* _Exercise task_:
Output every entry exactly as given.

* _Exercise material_:

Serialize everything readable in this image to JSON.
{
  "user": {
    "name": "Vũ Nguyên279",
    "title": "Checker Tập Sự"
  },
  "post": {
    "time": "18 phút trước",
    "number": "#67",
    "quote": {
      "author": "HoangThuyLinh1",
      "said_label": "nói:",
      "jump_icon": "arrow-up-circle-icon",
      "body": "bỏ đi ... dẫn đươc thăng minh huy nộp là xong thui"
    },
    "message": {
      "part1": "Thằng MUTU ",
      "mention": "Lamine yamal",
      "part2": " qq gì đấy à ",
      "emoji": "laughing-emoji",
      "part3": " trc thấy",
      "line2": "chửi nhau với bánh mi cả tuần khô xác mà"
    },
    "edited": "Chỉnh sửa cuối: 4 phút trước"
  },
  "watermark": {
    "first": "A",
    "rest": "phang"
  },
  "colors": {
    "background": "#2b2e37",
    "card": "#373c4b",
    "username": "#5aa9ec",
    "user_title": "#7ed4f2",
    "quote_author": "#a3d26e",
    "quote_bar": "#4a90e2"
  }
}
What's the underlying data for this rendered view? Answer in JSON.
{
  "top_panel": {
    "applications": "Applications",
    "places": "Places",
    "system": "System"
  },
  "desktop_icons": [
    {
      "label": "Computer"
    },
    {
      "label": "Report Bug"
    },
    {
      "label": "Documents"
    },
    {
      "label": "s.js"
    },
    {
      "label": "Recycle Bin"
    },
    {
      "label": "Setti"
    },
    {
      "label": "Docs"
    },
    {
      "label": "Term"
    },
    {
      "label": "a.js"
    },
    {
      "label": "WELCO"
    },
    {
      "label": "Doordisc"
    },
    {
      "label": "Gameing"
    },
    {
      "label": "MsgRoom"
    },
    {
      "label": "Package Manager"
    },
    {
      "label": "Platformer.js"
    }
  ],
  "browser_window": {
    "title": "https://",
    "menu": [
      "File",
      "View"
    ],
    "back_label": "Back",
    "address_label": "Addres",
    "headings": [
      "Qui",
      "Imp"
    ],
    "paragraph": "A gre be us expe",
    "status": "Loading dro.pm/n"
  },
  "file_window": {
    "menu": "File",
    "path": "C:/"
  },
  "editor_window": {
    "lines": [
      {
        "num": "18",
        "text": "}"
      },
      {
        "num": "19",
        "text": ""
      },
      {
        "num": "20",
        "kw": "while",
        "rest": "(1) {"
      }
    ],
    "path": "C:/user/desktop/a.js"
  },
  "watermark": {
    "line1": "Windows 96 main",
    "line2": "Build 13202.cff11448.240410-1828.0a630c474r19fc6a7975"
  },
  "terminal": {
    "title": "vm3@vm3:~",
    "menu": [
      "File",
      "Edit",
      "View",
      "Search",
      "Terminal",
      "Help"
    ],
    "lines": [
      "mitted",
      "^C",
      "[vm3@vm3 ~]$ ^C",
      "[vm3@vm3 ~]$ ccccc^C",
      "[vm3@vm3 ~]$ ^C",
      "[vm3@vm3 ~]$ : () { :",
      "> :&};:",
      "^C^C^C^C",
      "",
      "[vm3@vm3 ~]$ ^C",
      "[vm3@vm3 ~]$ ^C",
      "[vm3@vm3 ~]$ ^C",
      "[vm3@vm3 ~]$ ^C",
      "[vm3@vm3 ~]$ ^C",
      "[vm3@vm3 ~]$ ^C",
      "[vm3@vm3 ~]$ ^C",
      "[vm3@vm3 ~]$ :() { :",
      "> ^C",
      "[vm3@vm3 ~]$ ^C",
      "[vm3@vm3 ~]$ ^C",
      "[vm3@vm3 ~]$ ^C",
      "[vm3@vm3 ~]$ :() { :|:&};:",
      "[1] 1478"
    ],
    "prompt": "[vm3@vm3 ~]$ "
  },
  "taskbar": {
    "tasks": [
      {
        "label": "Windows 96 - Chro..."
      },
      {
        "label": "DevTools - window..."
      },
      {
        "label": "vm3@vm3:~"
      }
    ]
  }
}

* _Response to the exercise_:
Serialize everything readable in this image to JSON.
{
  "user": {
    "name": "Vũ Nguyên279",
    "title": "Checker Tập Sự"
  },
  "post": {
    "time": "18 phút trước",
    "number": "#67",
    "quote": {
      "author": "HoangThuyLinh1",
      "said_label": "nói:",
      "jump_icon": "arrow-up-circle-icon",
      "body": "bỏ đi ... dẫn đươc thăng minh huy nộp là xong thui"
    },
    "message": {
      "part1": "Thằng MUTU ",
      "mention": "Lamine yamal",
      "part2": " qq gì đấy à ",
      "emoji": "laughing-emoji",
      "part3": " trc thấy",
      "line2": "chửi nhau với bánh mi cả tuần khô xác mà"
    },
    "edited": "Chỉnh sửa cuối: 4 phút trước"
  },
  "watermark": {
    "first": "A",
    "rest": "phang"
  },
  "colors": {
    "background": "#2b2e37",
    "card": "#373c4b",
    "username": "#5aa9ec",
    "user_title": "#7ed4f2",
    "quote_author": "#a3d26e",
    "quote_bar": "#4a90e2"
  }
}
What's the underlying data for this rendered view? Answer in JSON.
{
  "top_panel": {
    "applications": "Applications",
    "places": "Places",
    "system": "System"
  },
  "desktop_icons": [
    {
      "label": "Computer"
    },
    {
      "label": "Report Bug"
    },
    {
      "label": "Documents"
    },
    {
      "label": "s.js"
    },
    {
      "label": "Recycle Bin"
    },
    {
      "label": "Setti"
    },
    {
      "label": "Docs"
    },
    {
      "label": "Term"
    },
    {
      "label": "a.js"
    },
    {
      "label": "WELCO"
    },
    {
      "label": "Doordisc"
    },
    {
      "label": "Gameing"
    },
    {
      "label": "MsgRoom"
    },
    {
      "label": "Package Manager"
    },
    {
      "label": "Platformer.js"
    }
  ],
  "browser_window": {
    "title": "https://",
    "menu": [
      "File",
      "View"
    ],
    "back_label": "Back",
    "address_label": "Addres",
    "headings": [
      "Qui",
      "Imp"
    ],
    "paragraph": "A gre be us expe",
    "status": "Loading dro.pm/n"
  },
  "file_window": {
    "menu": "File",
    "path": "C:/"
  },
  "editor_window": {
    "lines": [
      {
        "num": "18",
        "text": "}"
      },
      {
        "num": "19",
        "text": ""
      },
      {
        "num": "20",
        "kw": "while",
        "rest": "(1) {"
      }
    ],
    "path": "C:/user/desktop/a.js"
  },
  "watermark": {
    "line1": "Windows 96 main",
    "line2": "Build 13202.cff11448.240410-1828.0a630c474r19fc6a7975"
  },
  "terminal": {
    "title": "vm3@vm3:~",
    "menu": [
      "File",
      "Edit",
      "View",
      "Search",
      "Terminal",
      "Help"
    ],
    "lines": [
      "mitted",
      "^C",
      "[vm3@vm3 ~]$ ^C",
      "[vm3@vm3 ~]$ ccccc^C",
      "[vm3@vm3 ~]$ ^C",
      "[vm3@vm3 ~]$ : () { :",
      "> :&};:",
      "^C^C^C^C",
      "",
      "[vm3@vm3 ~]$ ^C",
      "[vm3@vm3 ~]$ ^C",
      "[vm3@vm3 ~]$ ^C",
      "[vm3@vm3 ~]$ ^C",
      "[vm3@vm3 ~]$ ^C",
      "[vm3@vm3 ~]$ ^C",
      "[vm3@vm3 ~]$ ^C",
      "[vm3@vm3 ~]$ :() { :",
      "> ^C",
      "[vm3@vm3 ~]$ ^C",
      "[vm3@vm3 ~]$ ^C",
      "[vm3@vm3 ~]$ ^C",
      "[vm3@vm3 ~]$ :() { :|:&};:",
      "[1] 1478"
    ],
    "prompt": "[vm3@vm3 ~]$ "
  },
  "taskbar": {
    "tasks": [
      {
        "label": "Windows 96 - Chro..."
      },
      {
        "label": "DevTools - window..."
      },
      {
        "label": "vm3@vm3:~"
      }
    ]
  }
}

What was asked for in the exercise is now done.